* _OBJECTIVES_:
1. In the s390 trampoline patch thread, rewrite everything from "On Thu, Jan" down to "infrastructure, where possible.", swapping "kprobes" for "fprobes".
2. In the s390 trampoline patch thread, how many passes are currently enough for the implementation?
3. Carry the s390 trampoline patch thread on from its final line.

Re: [PATCH bpf-next 22/24] s390/bpf: Implement arch_prepare_bpf_trampoline()

Andrii Nakryiko <andrii.nakryiko@xxxxxxxxx> · Thu, 26 Jan 2023 11:06:45 -0800

On Thu, Jan 26, 2023 at 6:30 AM Ilya Leoshkevich <iii@xxxxxxxxxxxxx> wrote:
>
> On Wed, 2023-01-25 at 17:15 -0800, Andrii Nakryiko wrote:
> > On Wed, Jan 25, 2023 at 1:39 PM Ilya Leoshkevich <iii@xxxxxxxxxxxxx>
> > wrote:
> > >
> > > arch_prepare_bpf_trampoline() is used for direct attachment of eBPF
> > > programs to various places, bypassing kprobes. It's responsible for
> > > calling a number of eBPF programs before, instead and/or after
> > > whatever they are attached to.
> > >
> > > Add a s390x implementation, paying attention to the following:
> > >
> > > - Reuse the existing JIT infrastructure, where possible.
> > > - Like the existing JIT, prefer making multiple passes instead of
> > >   backpatching. Currently 2 passes is enough. If literal pool is
> > >   introduced, this needs to be raised to 3. However, at the moment
> > >   adding literal pool only makes the code larger. If branch
> > >   shortening is introduced, the number of passes needs to be
> > >   increased even further.

* _EXCERPTED DATA_:
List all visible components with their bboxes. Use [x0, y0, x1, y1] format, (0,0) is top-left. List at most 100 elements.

* * *

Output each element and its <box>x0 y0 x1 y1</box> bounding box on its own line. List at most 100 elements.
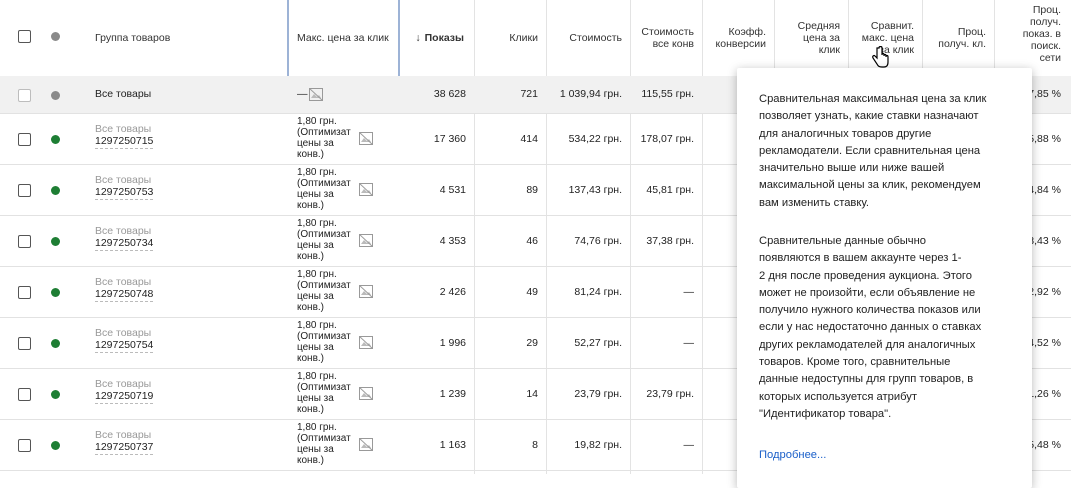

* _EXERCISE RESPONSES_:
1.
On Thu, Jan 26, 2023 at 6:30 AM Ilya Leoshkevich <iii@xxxxxxxxxxxxx> wrote:
>
> On Wed, 2023-01-25 at 17:15 -0800, Andrii Nakryiko wrote:
> > On Wed, Jan 25, 2023 at 1:39 PM Ilya Leoshkevich <iii@xxxxxxxxxxxxx>
> > wrote:
> > >
> > > arch_prepare_bpf_trampoline() is used for direct attachment of eBPF
> > > programs to various places, bypassing fprobes. It's responsible for
> > > calling a number of eBPF programs before, instead and/or after
> > > whatever they are attached to.
> > >
> > > Add a s390x implementation, paying attention to the following:
> > >
> > > - Reuse the existing JIT infrastructure, where possible.

2. Two passes.

3.
> > > - Support both regular and ftrace calling conventions, depending on
> > >   the trampoline flags.
> > > - Use expolines for indirect calls.
> > > - Handle the mismatch between the eBPF and the s390x ABIs.
> > > - Sign-extend fmod_ret return values.
> > >
> > > invoke_bpf_prog() produces about 120 bytes; it might be possible to
> > > slightly optimize this, but reaching 50 bytes, like on x86_64,
> > > looks
> > > unrealistic: just loading cookie, __bpf_prog_enter, bpf_func,
> > > insnsi
> > > and __bpf_prog_exit as literals already takes at least 5 * 12 = 60
> > > bytes, and we can't use relative addressing for most of them.
> > > Therefore, lower BPF_MAX_TRAMP_LINKS on s390x.
> > >
> > > Signed-off-by: Ilya Leoshkevich <iii@xxxxxxxxxxxxx>
> > > ---
> > >  arch/s390/net/bpf_jit_comp.c | 535
> > > +++++++++++++++++++++++++++++++++--
> > >  include/linux/bpf.h          |   4 +
> > >  2 files changed, 517 insertions(+), 22 deletions(-)
> > >
> >
> > [...]
> >
> > > diff --git a/include/linux/bpf.h b/include/linux/bpf.h
> > > index cf89504c8dda..52ff43bbf996 100644
> > > --- a/include/linux/bpf.h
> > > +++ b/include/linux/bpf.h
> > > @@ -943,7 +943,11 @@ struct btf_func_model {
> > >  /* Each call __bpf_prog_enter + call bpf_func + call
> > > __bpf_prog_exit is ~50
> > >   * bytes on x86.
> > >   */
> > > +#if defined(__s390x__)
> > > +#define BPF_MAX_TRAMP_LINKS 27
> > > +#else
> > >  #define BPF_MAX_TRAMP_LINKS 38
> > > +#endif
> >
> > if we turn this into enum definition, then on selftests side we can
> > just discover this from vmlinux BTF, instead of hard-coding
> > arch-specific constants. Thoughts?
>
> This seems to work. I can replace 3/24 and 4/24 with that in v2.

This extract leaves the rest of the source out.